Task description =
Take every line where the string "date" appears and copy it.

☆ ☆ ☆ ☆ ☆ ☆ ☆

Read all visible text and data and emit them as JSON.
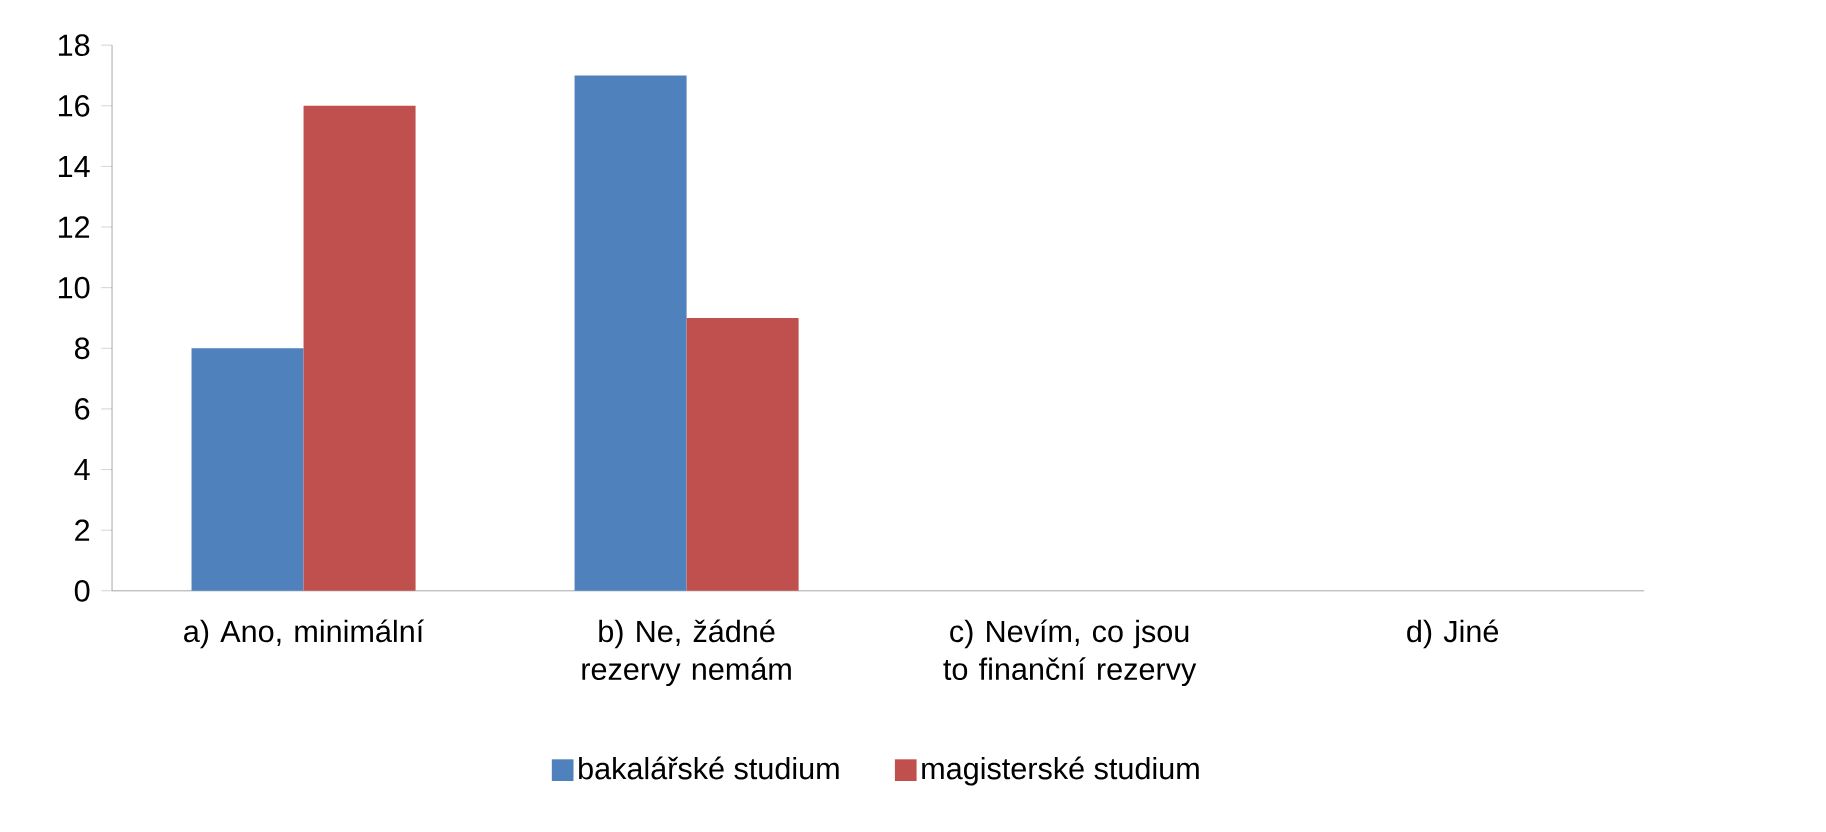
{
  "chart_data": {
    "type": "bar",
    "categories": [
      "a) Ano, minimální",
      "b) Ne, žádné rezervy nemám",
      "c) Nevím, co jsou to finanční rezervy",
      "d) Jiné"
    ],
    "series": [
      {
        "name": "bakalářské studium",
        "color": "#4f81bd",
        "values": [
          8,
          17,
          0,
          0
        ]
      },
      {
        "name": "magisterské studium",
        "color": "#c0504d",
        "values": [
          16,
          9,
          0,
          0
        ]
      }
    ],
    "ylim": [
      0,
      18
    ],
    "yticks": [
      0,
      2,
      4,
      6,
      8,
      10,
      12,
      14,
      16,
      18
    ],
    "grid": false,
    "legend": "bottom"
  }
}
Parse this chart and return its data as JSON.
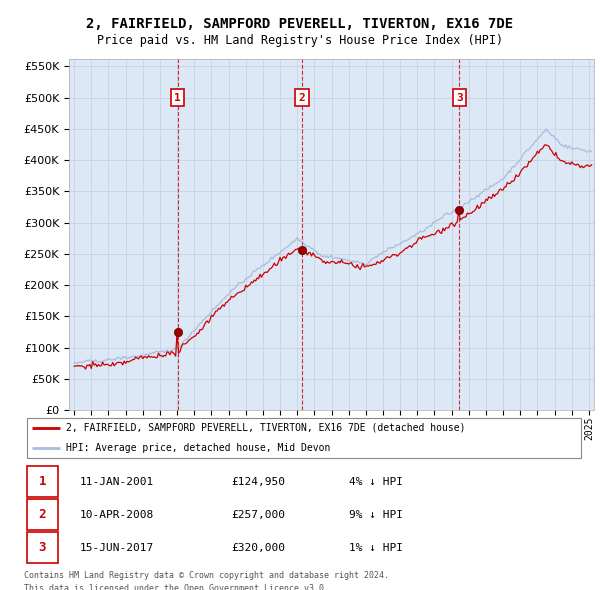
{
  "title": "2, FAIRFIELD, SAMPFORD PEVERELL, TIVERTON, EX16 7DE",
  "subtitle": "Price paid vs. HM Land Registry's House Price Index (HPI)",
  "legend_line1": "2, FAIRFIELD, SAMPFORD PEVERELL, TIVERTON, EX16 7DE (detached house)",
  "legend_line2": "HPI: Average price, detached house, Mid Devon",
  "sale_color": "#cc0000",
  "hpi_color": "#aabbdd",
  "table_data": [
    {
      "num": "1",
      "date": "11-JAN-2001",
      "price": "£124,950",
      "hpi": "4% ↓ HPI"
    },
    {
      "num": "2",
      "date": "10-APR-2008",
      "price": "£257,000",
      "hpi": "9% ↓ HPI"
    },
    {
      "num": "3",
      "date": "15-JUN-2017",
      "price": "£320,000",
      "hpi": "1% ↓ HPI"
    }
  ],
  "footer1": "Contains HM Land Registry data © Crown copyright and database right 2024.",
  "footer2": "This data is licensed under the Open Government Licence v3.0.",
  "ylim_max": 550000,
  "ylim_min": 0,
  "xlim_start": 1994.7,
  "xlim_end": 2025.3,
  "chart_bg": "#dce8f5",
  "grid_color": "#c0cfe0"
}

☆ ☆ ☆ ☆ ☆ ☆ ☆

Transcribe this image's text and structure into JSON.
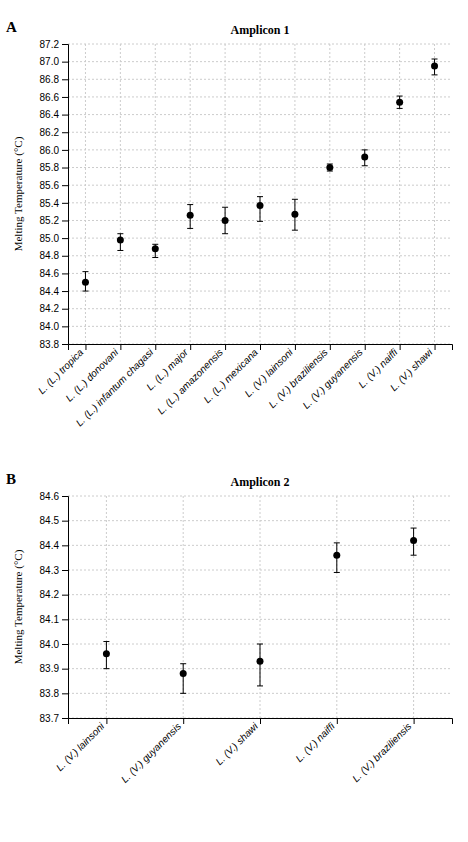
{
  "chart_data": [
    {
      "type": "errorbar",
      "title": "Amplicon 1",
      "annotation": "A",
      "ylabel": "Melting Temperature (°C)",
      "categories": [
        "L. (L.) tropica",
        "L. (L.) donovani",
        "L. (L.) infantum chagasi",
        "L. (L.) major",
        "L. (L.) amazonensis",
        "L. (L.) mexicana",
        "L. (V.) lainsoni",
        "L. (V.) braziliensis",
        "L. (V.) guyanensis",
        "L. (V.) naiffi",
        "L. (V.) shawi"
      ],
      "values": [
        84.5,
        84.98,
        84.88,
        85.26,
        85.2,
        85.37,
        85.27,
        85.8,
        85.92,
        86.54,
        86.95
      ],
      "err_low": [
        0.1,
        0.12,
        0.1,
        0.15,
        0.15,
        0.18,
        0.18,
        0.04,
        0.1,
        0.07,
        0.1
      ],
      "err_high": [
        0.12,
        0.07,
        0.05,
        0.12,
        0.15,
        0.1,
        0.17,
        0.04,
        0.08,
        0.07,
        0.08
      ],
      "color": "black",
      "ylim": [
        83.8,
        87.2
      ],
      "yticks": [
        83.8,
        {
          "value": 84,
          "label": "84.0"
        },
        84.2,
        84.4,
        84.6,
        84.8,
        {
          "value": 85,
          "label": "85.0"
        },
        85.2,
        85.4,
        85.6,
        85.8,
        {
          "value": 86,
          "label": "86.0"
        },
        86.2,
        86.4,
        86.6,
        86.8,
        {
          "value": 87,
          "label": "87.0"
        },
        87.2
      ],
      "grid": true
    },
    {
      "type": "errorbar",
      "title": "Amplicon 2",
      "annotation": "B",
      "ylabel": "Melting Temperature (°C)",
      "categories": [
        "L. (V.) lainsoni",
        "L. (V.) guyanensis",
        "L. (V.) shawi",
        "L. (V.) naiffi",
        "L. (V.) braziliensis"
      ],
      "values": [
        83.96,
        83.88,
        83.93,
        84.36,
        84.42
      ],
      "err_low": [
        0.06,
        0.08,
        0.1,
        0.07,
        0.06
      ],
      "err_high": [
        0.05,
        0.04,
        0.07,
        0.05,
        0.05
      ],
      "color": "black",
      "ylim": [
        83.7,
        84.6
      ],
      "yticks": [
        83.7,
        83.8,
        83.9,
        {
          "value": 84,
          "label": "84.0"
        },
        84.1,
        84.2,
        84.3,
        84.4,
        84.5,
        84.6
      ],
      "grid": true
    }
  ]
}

☆ ☆ ☆ ☆ ☆ ☆ ☆

Exercise response =
      "date": "11-JAN-2001",
      "date": "10-APR-2008",
      "date": "15-JUN-2017",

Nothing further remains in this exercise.